Provided entries:

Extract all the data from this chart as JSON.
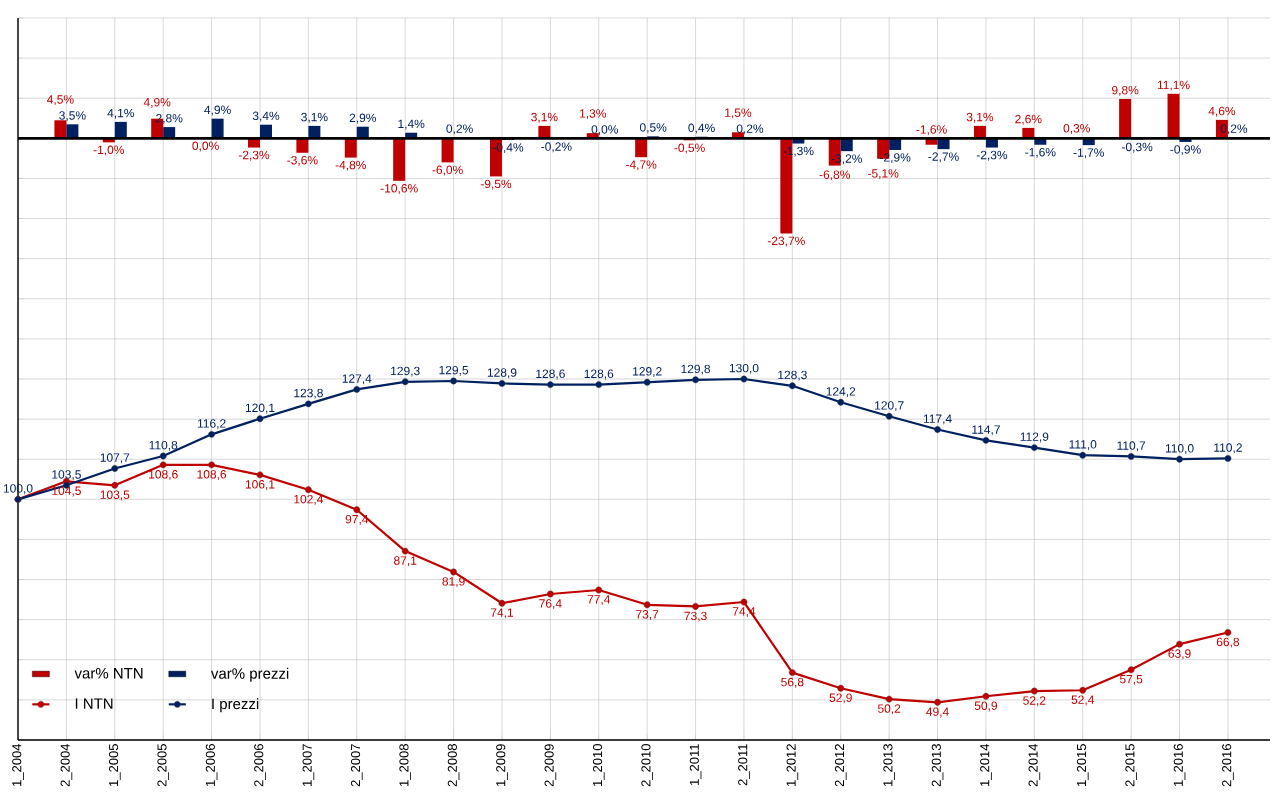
{
  "chart_data": {
    "type": "bar",
    "categories": [
      "1_2004",
      "2_2004",
      "1_2005",
      "2_2005",
      "1_2006",
      "2_2006",
      "1_2007",
      "2_2007",
      "1_2008",
      "2_2008",
      "1_2009",
      "2_2009",
      "1_2010",
      "2_2010",
      "1_2011",
      "2_2011",
      "1_2012",
      "2_2012",
      "1_2013",
      "2_2013",
      "1_2014",
      "2_2014",
      "1_2015",
      "2_2015",
      "1_2016",
      "2_2016"
    ],
    "series": [
      {
        "name": "var% NTN",
        "type": "bar",
        "color": "#c00000",
        "values": [
          null,
          4.5,
          -1.0,
          4.9,
          0.0,
          -2.3,
          -3.6,
          -4.8,
          -10.6,
          -6.0,
          -9.5,
          3.1,
          1.3,
          -4.7,
          -0.5,
          1.5,
          -23.7,
          -6.8,
          -5.1,
          -1.6,
          3.1,
          2.6,
          0.3,
          9.8,
          11.1,
          4.6
        ],
        "value_labels": [
          null,
          "4,5%",
          "-1,0%",
          "4,9%",
          "0,0%",
          "-2,3%",
          "-3,6%",
          "-4,8%",
          "-10,6%",
          "-6,0%",
          "-9,5%",
          "3,1%",
          "1,3%",
          "-4,7%",
          "-0,5%",
          "1,5%",
          "-23,7%",
          "-6,8%",
          "-5,1%",
          "-1,6%",
          "3,1%",
          "2,6%",
          "0,3%",
          "9,8%",
          "11,1%",
          "4,6%"
        ]
      },
      {
        "name": "var% prezzi",
        "type": "bar",
        "color": "#002060",
        "values": [
          null,
          3.5,
          4.1,
          2.8,
          4.9,
          3.4,
          3.1,
          2.9,
          1.4,
          0.2,
          -0.4,
          -0.2,
          0.0,
          0.5,
          0.4,
          0.2,
          -1.3,
          -3.2,
          -2.9,
          -2.7,
          -2.3,
          -1.6,
          -1.7,
          -0.3,
          -0.9,
          0.2
        ],
        "value_labels": [
          null,
          "3,5%",
          "4,1%",
          "2,8%",
          "4,9%",
          "3,4%",
          "3,1%",
          "2,9%",
          "1,4%",
          "0,2%",
          "-0,4%",
          "-0,2%",
          "0,0%",
          "0,5%",
          "0,4%",
          "0,2%",
          "-1,3%",
          "-3,2%",
          "-2,9%",
          "-2,7%",
          "-2,3%",
          "-1,6%",
          "-1,7%",
          "-0,3%",
          "-0,9%",
          "0,2%"
        ]
      },
      {
        "name": "I NTN",
        "type": "line",
        "axis": "y2",
        "color": "#c00000",
        "values": [
          100.0,
          104.5,
          103.5,
          108.6,
          108.6,
          106.1,
          102.4,
          97.4,
          87.1,
          81.9,
          74.1,
          76.4,
          77.4,
          73.7,
          73.3,
          74.4,
          56.8,
          52.9,
          50.2,
          49.4,
          50.9,
          52.2,
          52.4,
          57.5,
          63.9,
          66.8
        ],
        "value_labels": [
          null,
          "104,5",
          "103,5",
          "108,6",
          "108,6",
          "106,1",
          "102,4",
          "97,4",
          "87,1",
          "81,9",
          "74,1",
          "76,4",
          "77,4",
          "73,7",
          "73,3",
          "74,4",
          "56,8",
          "52,9",
          "50,2",
          "49,4",
          "50,9",
          "52,2",
          "52,4",
          "57,5",
          "63,9",
          "66,8"
        ]
      },
      {
        "name": "I prezzi",
        "type": "line",
        "axis": "y2",
        "color": "#002060",
        "values": [
          100.0,
          103.5,
          107.7,
          110.8,
          116.2,
          120.1,
          123.8,
          127.4,
          129.3,
          129.5,
          128.9,
          128.6,
          128.6,
          129.2,
          129.8,
          130.0,
          128.3,
          124.2,
          120.7,
          117.4,
          114.7,
          112.9,
          111.0,
          110.7,
          110.0,
          110.2
        ],
        "value_labels": [
          "100,0",
          "103,5",
          "107,7",
          "110,8",
          "116,2",
          "120,1",
          "123,8",
          "127,4",
          "129,3",
          "129,5",
          "128,9",
          "128,6",
          "128,6",
          "129,2",
          "129,8",
          "130,0",
          "128,3",
          "124,2",
          "120,7",
          "117,4",
          "114,7",
          "112,9",
          "111,0",
          "110,7",
          "110,0",
          "110,2"
        ]
      }
    ],
    "ylim": [
      -150,
      30
    ],
    "yticks": [
      {
        "value": -150,
        "label": null
      },
      {
        "value": -140,
        "label": null
      },
      {
        "value": -130,
        "label": null
      },
      {
        "value": -120,
        "label": null
      },
      {
        "value": -110,
        "label": null
      },
      {
        "value": -100,
        "label": null
      },
      {
        "value": -90,
        "label": null
      },
      {
        "value": -80,
        "label": null
      },
      {
        "value": -70,
        "label": null
      },
      {
        "value": -60,
        "label": null
      },
      {
        "value": -50,
        "label": null
      },
      {
        "value": -40,
        "label": null
      },
      {
        "value": -30,
        "label": null
      },
      {
        "value": -20,
        "label": null
      },
      {
        "value": -10,
        "label": null
      },
      {
        "value": 0,
        "label": null
      },
      {
        "value": 10,
        "label": null
      },
      {
        "value": 20,
        "label": null
      },
      {
        "value": 30,
        "label": null
      }
    ],
    "y2lim": [
      40,
      220
    ],
    "ref_lines": [
      {
        "axis": "y",
        "value": 0,
        "color": "#000000"
      }
    ],
    "grid": true,
    "legend": "bottom left",
    "marker": "circle",
    "tick_labels": "x"
  }
}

Stated goal: Restate the data above word for word. Skip every picture.

Answer to the exercise:
Extract all the data from this chart as JSON.
{
  "chart_data": {
    "type": "bar",
    "categories": [
      "1_2004",
      "2_2004",
      "1_2005",
      "2_2005",
      "1_2006",
      "2_2006",
      "1_2007",
      "2_2007",
      "1_2008",
      "2_2008",
      "1_2009",
      "2_2009",
      "1_2010",
      "2_2010",
      "1_2011",
      "2_2011",
      "1_2012",
      "2_2012",
      "1_2013",
      "2_2013",
      "1_2014",
      "2_2014",
      "1_2015",
      "2_2015",
      "1_2016",
      "2_2016"
    ],
    "series": [
      {
        "name": "var% NTN",
        "type": "bar",
        "color": "#c00000",
        "values": [
          null,
          4.5,
          -1.0,
          4.9,
          0.0,
          -2.3,
          -3.6,
          -4.8,
          -10.6,
          -6.0,
          -9.5,
          3.1,
          1.3,
          -4.7,
          -0.5,
          1.5,
          -23.7,
          -6.8,
          -5.1,
          -1.6,
          3.1,
          2.6,
          0.3,
          9.8,
          11.1,
          4.6
        ],
        "value_labels": [
          null,
          "4,5%",
          "-1,0%",
          "4,9%",
          "0,0%",
          "-2,3%",
          "-3,6%",
          "-4,8%",
          "-10,6%",
          "-6,0%",
          "-9,5%",
          "3,1%",
          "1,3%",
          "-4,7%",
          "-0,5%",
          "1,5%",
          "-23,7%",
          "-6,8%",
          "-5,1%",
          "-1,6%",
          "3,1%",
          "2,6%",
          "0,3%",
          "9,8%",
          "11,1%",
          "4,6%"
        ]
      },
      {
        "name": "var% prezzi",
        "type": "bar",
        "color": "#002060",
        "values": [
          null,
          3.5,
          4.1,
          2.8,
          4.9,
          3.4,
          3.1,
          2.9,
          1.4,
          0.2,
          -0.4,
          -0.2,
          0.0,
          0.5,
          0.4,
          0.2,
          -1.3,
          -3.2,
          -2.9,
          -2.7,
          -2.3,
          -1.6,
          -1.7,
          -0.3,
          -0.9,
          0.2
        ],
        "value_labels": [
          null,
          "3,5%",
          "4,1%",
          "2,8%",
          "4,9%",
          "3,4%",
          "3,1%",
          "2,9%",
          "1,4%",
          "0,2%",
          "-0,4%",
          "-0,2%",
          "0,0%",
          "0,5%",
          "0,4%",
          "0,2%",
          "-1,3%",
          "-3,2%",
          "-2,9%",
          "-2,7%",
          "-2,3%",
          "-1,6%",
          "-1,7%",
          "-0,3%",
          "-0,9%",
          "0,2%"
        ]
      },
      {
        "name": "I NTN",
        "type": "line",
        "axis": "y2",
        "color": "#c00000",
        "values": [
          100.0,
          104.5,
          103.5,
          108.6,
          108.6,
          106.1,
          102.4,
          97.4,
          87.1,
          81.9,
          74.1,
          76.4,
          77.4,
          73.7,
          73.3,
          74.4,
          56.8,
          52.9,
          50.2,
          49.4,
          50.9,
          52.2,
          52.4,
          57.5,
          63.9,
          66.8
        ],
        "value_labels": [
          null,
          "104,5",
          "103,5",
          "108,6",
          "108,6",
          "106,1",
          "102,4",
          "97,4",
          "87,1",
          "81,9",
          "74,1",
          "76,4",
          "77,4",
          "73,7",
          "73,3",
          "74,4",
          "56,8",
          "52,9",
          "50,2",
          "49,4",
          "50,9",
          "52,2",
          "52,4",
          "57,5",
          "63,9",
          "66,8"
        ]
      },
      {
        "name": "I prezzi",
        "type": "line",
        "axis": "y2",
        "color": "#002060",
        "values": [
          100.0,
          103.5,
          107.7,
          110.8,
          116.2,
          120.1,
          123.8,
          127.4,
          129.3,
          129.5,
          128.9,
          128.6,
          128.6,
          129.2,
          129.8,
          130.0,
          128.3,
          124.2,
          120.7,
          117.4,
          114.7,
          112.9,
          111.0,
          110.7,
          110.0,
          110.2
        ],
        "value_labels": [
          "100,0",
          "103,5",
          "107,7",
          "110,8",
          "116,2",
          "120,1",
          "123,8",
          "127,4",
          "129,3",
          "129,5",
          "128,9",
          "128,6",
          "128,6",
          "129,2",
          "129,8",
          "130,0",
          "128,3",
          "124,2",
          "120,7",
          "117,4",
          "114,7",
          "112,9",
          "111,0",
          "110,7",
          "110,0",
          "110,2"
        ]
      }
    ],
    "ylim": [
      -150,
      30
    ],
    "yticks": [
      {
        "value": -150,
        "label": null
      },
      {
        "value": -140,
        "label": null
      },
      {
        "value": -130,
        "label": null
      },
      {
        "value": -120,
        "label": null
      },
      {
        "value": -110,
        "label": null
      },
      {
        "value": -100,
        "label": null
      },
      {
        "value": -90,
        "label": null
      },
      {
        "value": -80,
        "label": null
      },
      {
        "value": -70,
        "label": null
      },
      {
        "value": -60,
        "label": null
      },
      {
        "value": -50,
        "label": null
      },
      {
        "value": -40,
        "label": null
      },
      {
        "value": -30,
        "label": null
      },
      {
        "value": -20,
        "label": null
      },
      {
        "value": -10,
        "label": null
      },
      {
        "value": 0,
        "label": null
      },
      {
        "value": 10,
        "label": null
      },
      {
        "value": 20,
        "label": null
      },
      {
        "value": 30,
        "label": null
      }
    ],
    "y2lim": [
      40,
      220
    ],
    "ref_lines": [
      {
        "axis": "y",
        "value": 0,
        "color": "#000000"
      }
    ],
    "grid": true,
    "legend": "bottom left",
    "marker": "circle",
    "tick_labels": "x"
  }
}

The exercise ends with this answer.